* **Written task**
Go through the listing and copy each line with the string "comment".

** START Data to use **

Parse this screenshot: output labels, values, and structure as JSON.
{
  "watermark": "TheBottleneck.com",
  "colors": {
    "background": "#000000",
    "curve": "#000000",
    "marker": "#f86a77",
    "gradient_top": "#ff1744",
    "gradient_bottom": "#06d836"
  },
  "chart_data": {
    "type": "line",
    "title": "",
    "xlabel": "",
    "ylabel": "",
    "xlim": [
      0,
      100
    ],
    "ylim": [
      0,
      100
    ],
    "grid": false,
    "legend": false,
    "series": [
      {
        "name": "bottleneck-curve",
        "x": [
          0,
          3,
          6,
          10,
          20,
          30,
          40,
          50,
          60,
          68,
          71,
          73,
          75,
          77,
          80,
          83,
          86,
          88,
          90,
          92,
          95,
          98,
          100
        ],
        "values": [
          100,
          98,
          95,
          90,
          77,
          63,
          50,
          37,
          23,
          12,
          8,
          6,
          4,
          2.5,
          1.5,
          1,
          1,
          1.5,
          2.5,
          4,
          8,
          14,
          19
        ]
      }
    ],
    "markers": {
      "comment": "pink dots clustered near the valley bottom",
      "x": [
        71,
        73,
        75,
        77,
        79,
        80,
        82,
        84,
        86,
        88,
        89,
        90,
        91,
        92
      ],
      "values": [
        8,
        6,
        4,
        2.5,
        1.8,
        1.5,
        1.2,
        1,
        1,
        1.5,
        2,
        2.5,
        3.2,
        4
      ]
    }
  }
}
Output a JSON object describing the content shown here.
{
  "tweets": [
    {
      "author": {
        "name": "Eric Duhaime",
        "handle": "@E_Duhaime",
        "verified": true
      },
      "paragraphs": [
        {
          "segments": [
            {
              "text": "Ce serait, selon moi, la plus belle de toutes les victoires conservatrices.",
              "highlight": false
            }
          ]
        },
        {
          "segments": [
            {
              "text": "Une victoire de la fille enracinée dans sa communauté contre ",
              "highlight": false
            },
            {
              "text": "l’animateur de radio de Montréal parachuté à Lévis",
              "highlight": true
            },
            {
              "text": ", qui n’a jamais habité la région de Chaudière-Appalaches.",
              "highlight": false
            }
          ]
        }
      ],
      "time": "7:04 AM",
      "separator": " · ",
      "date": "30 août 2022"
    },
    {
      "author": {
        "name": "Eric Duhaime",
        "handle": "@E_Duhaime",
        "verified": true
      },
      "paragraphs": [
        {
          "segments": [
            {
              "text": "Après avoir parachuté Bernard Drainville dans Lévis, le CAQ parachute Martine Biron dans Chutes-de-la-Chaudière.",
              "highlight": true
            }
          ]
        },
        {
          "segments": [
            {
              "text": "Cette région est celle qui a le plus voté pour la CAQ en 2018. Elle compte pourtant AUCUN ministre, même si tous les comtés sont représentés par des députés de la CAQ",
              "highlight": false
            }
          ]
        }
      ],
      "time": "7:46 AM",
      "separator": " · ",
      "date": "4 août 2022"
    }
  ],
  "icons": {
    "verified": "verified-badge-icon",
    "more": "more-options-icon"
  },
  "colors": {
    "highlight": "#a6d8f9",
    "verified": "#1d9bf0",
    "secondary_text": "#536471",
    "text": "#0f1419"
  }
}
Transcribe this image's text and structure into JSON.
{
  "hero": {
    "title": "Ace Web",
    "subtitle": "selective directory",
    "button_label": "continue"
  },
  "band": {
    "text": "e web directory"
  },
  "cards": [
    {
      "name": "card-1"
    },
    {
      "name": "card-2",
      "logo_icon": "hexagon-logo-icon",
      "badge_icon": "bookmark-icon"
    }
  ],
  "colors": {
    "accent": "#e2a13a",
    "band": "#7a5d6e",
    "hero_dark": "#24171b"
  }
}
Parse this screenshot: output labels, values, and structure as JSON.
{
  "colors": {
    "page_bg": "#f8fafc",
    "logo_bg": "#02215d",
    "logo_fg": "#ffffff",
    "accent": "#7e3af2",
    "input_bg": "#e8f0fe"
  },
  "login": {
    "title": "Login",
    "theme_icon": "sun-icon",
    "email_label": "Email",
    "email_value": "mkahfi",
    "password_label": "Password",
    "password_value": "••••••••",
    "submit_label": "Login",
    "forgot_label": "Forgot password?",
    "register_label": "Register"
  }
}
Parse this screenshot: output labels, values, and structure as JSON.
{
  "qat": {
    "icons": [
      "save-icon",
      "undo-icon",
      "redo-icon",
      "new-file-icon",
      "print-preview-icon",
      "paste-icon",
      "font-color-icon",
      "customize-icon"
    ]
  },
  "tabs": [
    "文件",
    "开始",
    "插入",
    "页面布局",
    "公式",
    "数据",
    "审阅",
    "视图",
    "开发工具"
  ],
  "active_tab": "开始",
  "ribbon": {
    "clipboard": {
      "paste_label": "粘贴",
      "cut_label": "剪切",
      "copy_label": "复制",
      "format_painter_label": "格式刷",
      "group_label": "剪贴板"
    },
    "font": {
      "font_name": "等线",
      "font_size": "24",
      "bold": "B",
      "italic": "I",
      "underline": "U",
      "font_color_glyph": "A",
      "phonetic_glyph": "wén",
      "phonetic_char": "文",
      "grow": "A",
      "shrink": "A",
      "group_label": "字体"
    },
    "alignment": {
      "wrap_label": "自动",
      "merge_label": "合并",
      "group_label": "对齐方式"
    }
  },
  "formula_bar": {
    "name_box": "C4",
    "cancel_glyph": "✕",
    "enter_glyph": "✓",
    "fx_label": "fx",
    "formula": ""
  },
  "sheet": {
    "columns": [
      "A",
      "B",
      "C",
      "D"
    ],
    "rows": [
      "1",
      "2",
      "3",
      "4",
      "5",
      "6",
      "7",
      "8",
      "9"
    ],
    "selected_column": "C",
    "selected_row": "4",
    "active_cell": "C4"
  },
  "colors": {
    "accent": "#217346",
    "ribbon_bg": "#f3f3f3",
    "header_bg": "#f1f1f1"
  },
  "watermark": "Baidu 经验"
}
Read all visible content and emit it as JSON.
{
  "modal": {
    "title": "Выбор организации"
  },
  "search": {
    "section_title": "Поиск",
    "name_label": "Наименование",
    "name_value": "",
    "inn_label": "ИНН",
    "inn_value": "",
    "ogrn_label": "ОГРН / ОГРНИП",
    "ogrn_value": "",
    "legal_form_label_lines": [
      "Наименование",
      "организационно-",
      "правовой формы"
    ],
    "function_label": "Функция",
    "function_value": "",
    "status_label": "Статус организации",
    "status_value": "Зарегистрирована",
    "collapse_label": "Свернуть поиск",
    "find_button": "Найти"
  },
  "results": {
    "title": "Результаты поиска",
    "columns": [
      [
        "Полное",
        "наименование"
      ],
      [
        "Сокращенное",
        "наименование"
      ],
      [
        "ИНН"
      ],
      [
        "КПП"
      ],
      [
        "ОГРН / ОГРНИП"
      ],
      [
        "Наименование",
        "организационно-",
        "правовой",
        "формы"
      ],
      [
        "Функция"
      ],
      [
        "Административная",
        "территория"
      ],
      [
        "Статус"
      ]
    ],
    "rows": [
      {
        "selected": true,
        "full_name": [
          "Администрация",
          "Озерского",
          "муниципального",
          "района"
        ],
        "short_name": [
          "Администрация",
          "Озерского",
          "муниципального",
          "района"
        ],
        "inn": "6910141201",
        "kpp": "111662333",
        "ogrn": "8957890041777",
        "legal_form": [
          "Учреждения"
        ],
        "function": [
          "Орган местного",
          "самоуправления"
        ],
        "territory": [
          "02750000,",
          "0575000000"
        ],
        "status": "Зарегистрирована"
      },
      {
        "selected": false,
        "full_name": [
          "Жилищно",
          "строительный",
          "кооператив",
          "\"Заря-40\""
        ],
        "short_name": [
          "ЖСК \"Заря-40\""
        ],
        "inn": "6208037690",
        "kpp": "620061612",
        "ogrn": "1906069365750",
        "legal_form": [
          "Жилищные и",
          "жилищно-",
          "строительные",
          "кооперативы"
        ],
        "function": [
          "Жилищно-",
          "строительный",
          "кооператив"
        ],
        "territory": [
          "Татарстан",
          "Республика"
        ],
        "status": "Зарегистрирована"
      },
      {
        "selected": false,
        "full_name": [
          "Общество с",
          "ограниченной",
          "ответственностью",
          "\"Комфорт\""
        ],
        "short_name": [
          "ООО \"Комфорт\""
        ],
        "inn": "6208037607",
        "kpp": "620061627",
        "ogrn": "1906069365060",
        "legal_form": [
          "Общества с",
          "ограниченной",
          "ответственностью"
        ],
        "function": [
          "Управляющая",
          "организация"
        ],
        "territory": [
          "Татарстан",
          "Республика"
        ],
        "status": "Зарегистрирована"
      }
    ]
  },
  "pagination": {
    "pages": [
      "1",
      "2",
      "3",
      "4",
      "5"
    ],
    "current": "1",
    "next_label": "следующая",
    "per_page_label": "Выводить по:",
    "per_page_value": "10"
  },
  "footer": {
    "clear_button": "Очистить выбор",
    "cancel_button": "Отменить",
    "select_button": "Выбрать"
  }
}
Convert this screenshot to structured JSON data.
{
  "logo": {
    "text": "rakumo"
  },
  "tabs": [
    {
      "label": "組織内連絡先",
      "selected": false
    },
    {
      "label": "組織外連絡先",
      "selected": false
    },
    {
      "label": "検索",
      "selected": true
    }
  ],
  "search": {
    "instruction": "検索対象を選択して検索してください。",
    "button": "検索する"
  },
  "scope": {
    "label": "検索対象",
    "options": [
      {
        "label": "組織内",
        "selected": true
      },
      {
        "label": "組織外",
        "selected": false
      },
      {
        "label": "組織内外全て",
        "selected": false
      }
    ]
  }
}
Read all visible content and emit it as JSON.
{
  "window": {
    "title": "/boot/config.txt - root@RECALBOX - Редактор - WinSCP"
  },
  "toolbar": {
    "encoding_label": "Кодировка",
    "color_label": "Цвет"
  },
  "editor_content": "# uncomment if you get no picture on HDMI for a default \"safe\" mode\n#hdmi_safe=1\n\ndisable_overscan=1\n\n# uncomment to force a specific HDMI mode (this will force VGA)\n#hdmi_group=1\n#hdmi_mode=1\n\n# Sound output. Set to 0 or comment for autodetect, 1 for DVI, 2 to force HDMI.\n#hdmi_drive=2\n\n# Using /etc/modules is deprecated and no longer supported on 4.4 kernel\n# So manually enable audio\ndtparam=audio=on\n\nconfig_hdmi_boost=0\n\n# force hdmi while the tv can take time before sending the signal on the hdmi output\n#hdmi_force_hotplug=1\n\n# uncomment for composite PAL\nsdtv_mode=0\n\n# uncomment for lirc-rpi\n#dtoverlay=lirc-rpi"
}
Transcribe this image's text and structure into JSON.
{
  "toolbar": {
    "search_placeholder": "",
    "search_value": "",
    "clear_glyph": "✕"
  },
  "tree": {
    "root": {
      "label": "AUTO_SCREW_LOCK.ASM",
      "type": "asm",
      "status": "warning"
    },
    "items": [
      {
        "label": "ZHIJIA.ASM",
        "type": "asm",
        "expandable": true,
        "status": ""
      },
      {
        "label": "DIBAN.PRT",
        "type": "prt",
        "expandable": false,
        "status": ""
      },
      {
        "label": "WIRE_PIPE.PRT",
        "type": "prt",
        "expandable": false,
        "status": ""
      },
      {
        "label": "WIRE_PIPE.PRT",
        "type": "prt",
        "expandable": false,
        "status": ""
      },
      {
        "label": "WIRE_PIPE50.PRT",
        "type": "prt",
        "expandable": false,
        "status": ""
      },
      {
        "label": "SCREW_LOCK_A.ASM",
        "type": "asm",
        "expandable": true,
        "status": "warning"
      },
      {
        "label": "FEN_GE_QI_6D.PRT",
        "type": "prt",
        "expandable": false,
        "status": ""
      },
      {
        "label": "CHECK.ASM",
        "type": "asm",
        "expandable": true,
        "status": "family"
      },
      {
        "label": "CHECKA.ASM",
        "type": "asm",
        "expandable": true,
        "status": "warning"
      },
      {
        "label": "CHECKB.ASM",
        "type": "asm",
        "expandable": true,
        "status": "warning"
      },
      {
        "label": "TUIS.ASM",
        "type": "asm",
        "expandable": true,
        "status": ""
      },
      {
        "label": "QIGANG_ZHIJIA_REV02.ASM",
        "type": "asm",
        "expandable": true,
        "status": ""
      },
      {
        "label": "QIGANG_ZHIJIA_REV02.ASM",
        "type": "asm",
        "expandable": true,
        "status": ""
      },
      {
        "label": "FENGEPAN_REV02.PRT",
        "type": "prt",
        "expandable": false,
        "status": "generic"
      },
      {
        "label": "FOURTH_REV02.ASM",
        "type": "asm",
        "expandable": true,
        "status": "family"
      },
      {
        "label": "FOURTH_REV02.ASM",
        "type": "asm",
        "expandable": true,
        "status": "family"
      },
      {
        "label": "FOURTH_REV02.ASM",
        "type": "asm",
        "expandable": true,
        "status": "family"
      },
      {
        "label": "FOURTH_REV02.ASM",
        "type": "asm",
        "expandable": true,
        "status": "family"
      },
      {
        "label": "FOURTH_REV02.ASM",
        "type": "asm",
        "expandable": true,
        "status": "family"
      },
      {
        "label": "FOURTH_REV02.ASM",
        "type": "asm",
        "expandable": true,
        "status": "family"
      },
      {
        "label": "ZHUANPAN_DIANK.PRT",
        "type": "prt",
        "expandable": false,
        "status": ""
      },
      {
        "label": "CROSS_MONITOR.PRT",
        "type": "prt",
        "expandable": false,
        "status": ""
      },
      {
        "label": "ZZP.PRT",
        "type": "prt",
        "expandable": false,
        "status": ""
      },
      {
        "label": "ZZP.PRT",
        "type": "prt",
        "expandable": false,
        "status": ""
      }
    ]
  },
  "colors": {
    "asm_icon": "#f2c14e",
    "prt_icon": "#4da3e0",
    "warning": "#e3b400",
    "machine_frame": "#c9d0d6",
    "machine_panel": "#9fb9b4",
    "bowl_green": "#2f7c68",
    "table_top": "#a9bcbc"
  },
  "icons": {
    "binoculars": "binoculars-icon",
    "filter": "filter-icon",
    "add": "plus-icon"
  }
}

** END Data to use **

* **Result for this exercise**
      "comment": "pink dots clustered near the valley bottom",
  "editor_content": "# uncomment if you get no picture on HDMI for a default \"safe\" mode\n#hdmi_safe=1\n\ndisable_overscan=1\n\n# uncomment to force a specific HDMI mode (this will force VGA)\n#hdmi_group=1\n#hdmi_mode=1\n\n# Sound output. Set to 0 or comment for autodetect, 1 for DVI, 2 to force HDMI.\n#hdmi_drive=2\n\n# Using /etc/modules is deprecated and no longer supported on 4.4 kernel\n# So manually enable audio\ndtparam=audio=on\n\nconfig_hdmi_boost=0\n\n# force hdmi while the tv can take time before sending the signal on the hdmi output\n#hdmi_force_hotplug=1\n\n# uncomment for composite PAL\nsdtv_mode=0\n\n# uncomment for lirc-rpi\n#dtoverlay=lirc-rpi"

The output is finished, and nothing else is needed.